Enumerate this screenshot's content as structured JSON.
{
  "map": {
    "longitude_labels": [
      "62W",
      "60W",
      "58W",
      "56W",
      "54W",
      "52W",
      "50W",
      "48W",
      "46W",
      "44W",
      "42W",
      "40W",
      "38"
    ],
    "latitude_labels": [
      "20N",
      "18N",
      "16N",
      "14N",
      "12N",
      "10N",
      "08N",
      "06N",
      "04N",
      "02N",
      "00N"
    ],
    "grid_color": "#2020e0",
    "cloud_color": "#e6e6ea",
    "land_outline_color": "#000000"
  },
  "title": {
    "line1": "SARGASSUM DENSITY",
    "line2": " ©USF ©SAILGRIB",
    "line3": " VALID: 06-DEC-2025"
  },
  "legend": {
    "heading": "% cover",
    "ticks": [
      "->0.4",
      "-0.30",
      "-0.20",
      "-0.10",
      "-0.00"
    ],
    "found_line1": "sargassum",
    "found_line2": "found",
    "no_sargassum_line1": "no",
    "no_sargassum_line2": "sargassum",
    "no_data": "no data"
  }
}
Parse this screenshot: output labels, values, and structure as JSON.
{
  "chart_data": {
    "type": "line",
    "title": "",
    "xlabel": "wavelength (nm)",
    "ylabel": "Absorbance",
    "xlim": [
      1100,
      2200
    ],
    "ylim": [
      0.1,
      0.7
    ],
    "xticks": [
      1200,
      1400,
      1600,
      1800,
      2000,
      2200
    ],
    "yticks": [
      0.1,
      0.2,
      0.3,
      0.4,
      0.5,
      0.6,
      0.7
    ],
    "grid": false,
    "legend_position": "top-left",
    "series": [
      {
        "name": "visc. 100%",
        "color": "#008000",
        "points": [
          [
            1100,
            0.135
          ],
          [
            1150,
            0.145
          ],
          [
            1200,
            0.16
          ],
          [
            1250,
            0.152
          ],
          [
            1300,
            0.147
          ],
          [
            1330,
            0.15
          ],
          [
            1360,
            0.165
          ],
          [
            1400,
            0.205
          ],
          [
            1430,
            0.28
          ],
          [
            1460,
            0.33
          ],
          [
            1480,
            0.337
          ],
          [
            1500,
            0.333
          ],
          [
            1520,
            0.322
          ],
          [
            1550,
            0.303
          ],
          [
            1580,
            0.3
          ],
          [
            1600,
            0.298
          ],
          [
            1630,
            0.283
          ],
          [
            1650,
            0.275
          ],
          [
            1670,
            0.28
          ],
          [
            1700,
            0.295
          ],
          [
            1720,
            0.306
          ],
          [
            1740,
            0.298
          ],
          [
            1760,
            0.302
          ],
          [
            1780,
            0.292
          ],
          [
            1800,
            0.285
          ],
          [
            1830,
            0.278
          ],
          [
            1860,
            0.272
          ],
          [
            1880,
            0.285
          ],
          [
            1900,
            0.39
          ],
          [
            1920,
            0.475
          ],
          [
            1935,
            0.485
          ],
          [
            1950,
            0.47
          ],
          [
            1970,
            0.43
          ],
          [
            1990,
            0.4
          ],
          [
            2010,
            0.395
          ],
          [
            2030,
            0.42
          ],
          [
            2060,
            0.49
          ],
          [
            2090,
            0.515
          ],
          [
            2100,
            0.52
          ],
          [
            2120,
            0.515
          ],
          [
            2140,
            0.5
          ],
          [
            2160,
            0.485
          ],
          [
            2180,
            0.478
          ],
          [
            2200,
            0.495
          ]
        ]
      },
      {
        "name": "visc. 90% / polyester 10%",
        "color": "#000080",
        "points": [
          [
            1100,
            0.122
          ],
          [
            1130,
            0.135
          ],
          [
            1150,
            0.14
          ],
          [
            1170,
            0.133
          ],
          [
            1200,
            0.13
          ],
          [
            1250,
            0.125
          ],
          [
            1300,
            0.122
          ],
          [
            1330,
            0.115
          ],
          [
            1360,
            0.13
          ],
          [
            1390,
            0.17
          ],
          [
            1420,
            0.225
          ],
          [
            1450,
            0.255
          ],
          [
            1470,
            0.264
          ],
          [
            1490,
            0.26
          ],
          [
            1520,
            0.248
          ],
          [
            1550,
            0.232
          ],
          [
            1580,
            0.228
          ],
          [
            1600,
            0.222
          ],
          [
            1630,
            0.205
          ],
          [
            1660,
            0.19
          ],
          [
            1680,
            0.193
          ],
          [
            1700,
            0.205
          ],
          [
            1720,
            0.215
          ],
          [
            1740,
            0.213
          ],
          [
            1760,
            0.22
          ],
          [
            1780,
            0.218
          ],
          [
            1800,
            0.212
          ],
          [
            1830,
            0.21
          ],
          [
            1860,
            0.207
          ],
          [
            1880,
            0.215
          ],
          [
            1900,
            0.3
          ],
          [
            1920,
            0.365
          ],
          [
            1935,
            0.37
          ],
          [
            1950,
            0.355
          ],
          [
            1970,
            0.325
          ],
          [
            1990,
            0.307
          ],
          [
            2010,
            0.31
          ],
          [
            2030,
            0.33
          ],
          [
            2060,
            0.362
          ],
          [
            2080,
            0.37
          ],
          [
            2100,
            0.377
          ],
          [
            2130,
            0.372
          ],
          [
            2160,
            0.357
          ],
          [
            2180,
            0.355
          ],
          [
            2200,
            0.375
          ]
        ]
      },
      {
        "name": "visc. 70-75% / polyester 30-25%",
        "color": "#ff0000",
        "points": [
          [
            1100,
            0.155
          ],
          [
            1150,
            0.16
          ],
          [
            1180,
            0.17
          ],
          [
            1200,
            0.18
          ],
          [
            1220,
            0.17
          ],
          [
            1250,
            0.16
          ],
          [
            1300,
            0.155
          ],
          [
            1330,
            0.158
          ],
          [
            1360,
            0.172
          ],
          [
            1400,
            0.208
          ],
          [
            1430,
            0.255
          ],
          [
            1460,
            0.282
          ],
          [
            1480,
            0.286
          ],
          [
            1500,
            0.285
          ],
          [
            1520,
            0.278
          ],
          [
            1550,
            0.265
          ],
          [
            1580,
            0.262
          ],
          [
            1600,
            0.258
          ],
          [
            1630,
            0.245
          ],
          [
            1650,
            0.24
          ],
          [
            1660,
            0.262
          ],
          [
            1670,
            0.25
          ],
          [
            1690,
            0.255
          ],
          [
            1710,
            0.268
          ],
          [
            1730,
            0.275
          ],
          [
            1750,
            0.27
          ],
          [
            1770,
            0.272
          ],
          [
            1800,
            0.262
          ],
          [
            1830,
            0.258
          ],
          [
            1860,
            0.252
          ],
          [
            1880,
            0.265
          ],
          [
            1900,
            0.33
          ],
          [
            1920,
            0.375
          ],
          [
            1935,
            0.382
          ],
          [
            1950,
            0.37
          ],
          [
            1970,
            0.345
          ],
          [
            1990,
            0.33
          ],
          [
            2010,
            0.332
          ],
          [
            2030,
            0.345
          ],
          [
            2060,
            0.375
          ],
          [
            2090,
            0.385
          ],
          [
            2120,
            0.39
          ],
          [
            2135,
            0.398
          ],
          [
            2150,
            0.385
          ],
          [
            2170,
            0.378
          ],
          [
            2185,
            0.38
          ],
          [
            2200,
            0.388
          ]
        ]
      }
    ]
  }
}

------------

## Exercise objective
Transcribe the material above word for word.

## Output
Enumerate this screenshot's content as structured JSON.
{
  "map": {
    "longitude_labels": [
      "62W",
      "60W",
      "58W",
      "56W",
      "54W",
      "52W",
      "50W",
      "48W",
      "46W",
      "44W",
      "42W",
      "40W",
      "38"
    ],
    "latitude_labels": [
      "20N",
      "18N",
      "16N",
      "14N",
      "12N",
      "10N",
      "08N",
      "06N",
      "04N",
      "02N",
      "00N"
    ],
    "grid_color": "#2020e0",
    "cloud_color": "#e6e6ea",
    "land_outline_color": "#000000"
  },
  "title": {
    "line1": "SARGASSUM DENSITY",
    "line2": " ©USF ©SAILGRIB",
    "line3": " VALID: 06-DEC-2025"
  },
  "legend": {
    "heading": "% cover",
    "ticks": [
      "->0.4",
      "-0.30",
      "-0.20",
      "-0.10",
      "-0.00"
    ],
    "found_line1": "sargassum",
    "found_line2": "found",
    "no_sargassum_line1": "no",
    "no_sargassum_line2": "sargassum",
    "no_data": "no data"
  }
}
Parse this screenshot: output labels, values, and structure as JSON.
{
  "chart_data": {
    "type": "line",
    "title": "",
    "xlabel": "wavelength (nm)",
    "ylabel": "Absorbance",
    "xlim": [
      1100,
      2200
    ],
    "ylim": [
      0.1,
      0.7
    ],
    "xticks": [
      1200,
      1400,
      1600,
      1800,
      2000,
      2200
    ],
    "yticks": [
      0.1,
      0.2,
      0.3,
      0.4,
      0.5,
      0.6,
      0.7
    ],
    "grid": false,
    "legend_position": "top-left",
    "series": [
      {
        "name": "visc. 100%",
        "color": "#008000",
        "points": [
          [
            1100,
            0.135
          ],
          [
            1150,
            0.145
          ],
          [
            1200,
            0.16
          ],
          [
            1250,
            0.152
          ],
          [
            1300,
            0.147
          ],
          [
            1330,
            0.15
          ],
          [
            1360,
            0.165
          ],
          [
            1400,
            0.205
          ],
          [
            1430,
            0.28
          ],
          [
            1460,
            0.33
          ],
          [
            1480,
            0.337
          ],
          [
            1500,
            0.333
          ],
          [
            1520,
            0.322
          ],
          [
            1550,
            0.303
          ],
          [
            1580,
            0.3
          ],
          [
            1600,
            0.298
          ],
          [
            1630,
            0.283
          ],
          [
            1650,
            0.275
          ],
          [
            1670,
            0.28
          ],
          [
            1700,
            0.295
          ],
          [
            1720,
            0.306
          ],
          [
            1740,
            0.298
          ],
          [
            1760,
            0.302
          ],
          [
            1780,
            0.292
          ],
          [
            1800,
            0.285
          ],
          [
            1830,
            0.278
          ],
          [
            1860,
            0.272
          ],
          [
            1880,
            0.285
          ],
          [
            1900,
            0.39
          ],
          [
            1920,
            0.475
          ],
          [
            1935,
            0.485
          ],
          [
            1950,
            0.47
          ],
          [
            1970,
            0.43
          ],
          [
            1990,
            0.4
          ],
          [
            2010,
            0.395
          ],
          [
            2030,
            0.42
          ],
          [
            2060,
            0.49
          ],
          [
            2090,
            0.515
          ],
          [
            2100,
            0.52
          ],
          [
            2120,
            0.515
          ],
          [
            2140,
            0.5
          ],
          [
            2160,
            0.485
          ],
          [
            2180,
            0.478
          ],
          [
            2200,
            0.495
          ]
        ]
      },
      {
        "name": "visc. 90% / polyester 10%",
        "color": "#000080",
        "points": [
          [
            1100,
            0.122
          ],
          [
            1130,
            0.135
          ],
          [
            1150,
            0.14
          ],
          [
            1170,
            0.133
          ],
          [
            1200,
            0.13
          ],
          [
            1250,
            0.125
          ],
          [
            1300,
            0.122
          ],
          [
            1330,
            0.115
          ],
          [
            1360,
            0.13
          ],
          [
            1390,
            0.17
          ],
          [
            1420,
            0.225
          ],
          [
            1450,
            0.255
          ],
          [
            1470,
            0.264
          ],
          [
            1490,
            0.26
          ],
          [
            1520,
            0.248
          ],
          [
            1550,
            0.232
          ],
          [
            1580,
            0.228
          ],
          [
            1600,
            0.222
          ],
          [
            1630,
            0.205
          ],
          [
            1660,
            0.19
          ],
          [
            1680,
            0.193
          ],
          [
            1700,
            0.205
          ],
          [
            1720,
            0.215
          ],
          [
            1740,
            0.213
          ],
          [
            1760,
            0.22
          ],
          [
            1780,
            0.218
          ],
          [
            1800,
            0.212
          ],
          [
            1830,
            0.21
          ],
          [
            1860,
            0.207
          ],
          [
            1880,
            0.215
          ],
          [
            1900,
            0.3
          ],
          [
            1920,
            0.365
          ],
          [
            1935,
            0.37
          ],
          [
            1950,
            0.355
          ],
          [
            1970,
            0.325
          ],
          [
            1990,
            0.307
          ],
          [
            2010,
            0.31
          ],
          [
            2030,
            0.33
          ],
          [
            2060,
            0.362
          ],
          [
            2080,
            0.37
          ],
          [
            2100,
            0.377
          ],
          [
            2130,
            0.372
          ],
          [
            2160,
            0.357
          ],
          [
            2180,
            0.355
          ],
          [
            2200,
            0.375
          ]
        ]
      },
      {
        "name": "visc. 70-75% / polyester 30-25%",
        "color": "#ff0000",
        "points": [
          [
            1100,
            0.155
          ],
          [
            1150,
            0.16
          ],
          [
            1180,
            0.17
          ],
          [
            1200,
            0.18
          ],
          [
            1220,
            0.17
          ],
          [
            1250,
            0.16
          ],
          [
            1300,
            0.155
          ],
          [
            1330,
            0.158
          ],
          [
            1360,
            0.172
          ],
          [
            1400,
            0.208
          ],
          [
            1430,
            0.255
          ],
          [
            1460,
            0.282
          ],
          [
            1480,
            0.286
          ],
          [
            1500,
            0.285
          ],
          [
            1520,
            0.278
          ],
          [
            1550,
            0.265
          ],
          [
            1580,
            0.262
          ],
          [
            1600,
            0.258
          ],
          [
            1630,
            0.245
          ],
          [
            1650,
            0.24
          ],
          [
            1660,
            0.262
          ],
          [
            1670,
            0.25
          ],
          [
            1690,
            0.255
          ],
          [
            1710,
            0.268
          ],
          [
            1730,
            0.275
          ],
          [
            1750,
            0.27
          ],
          [
            1770,
            0.272
          ],
          [
            1800,
            0.262
          ],
          [
            1830,
            0.258
          ],
          [
            1860,
            0.252
          ],
          [
            1880,
            0.265
          ],
          [
            1900,
            0.33
          ],
          [
            1920,
            0.375
          ],
          [
            1935,
            0.382
          ],
          [
            1950,
            0.37
          ],
          [
            1970,
            0.345
          ],
          [
            1990,
            0.33
          ],
          [
            2010,
            0.332
          ],
          [
            2030,
            0.345
          ],
          [
            2060,
            0.375
          ],
          [
            2090,
            0.385
          ],
          [
            2120,
            0.39
          ],
          [
            2135,
            0.398
          ],
          [
            2150,
            0.385
          ],
          [
            2170,
            0.378
          ],
          [
            2185,
            0.38
          ],
          [
            2200,
            0.388
          ]
        ]
      }
    ]
  }
}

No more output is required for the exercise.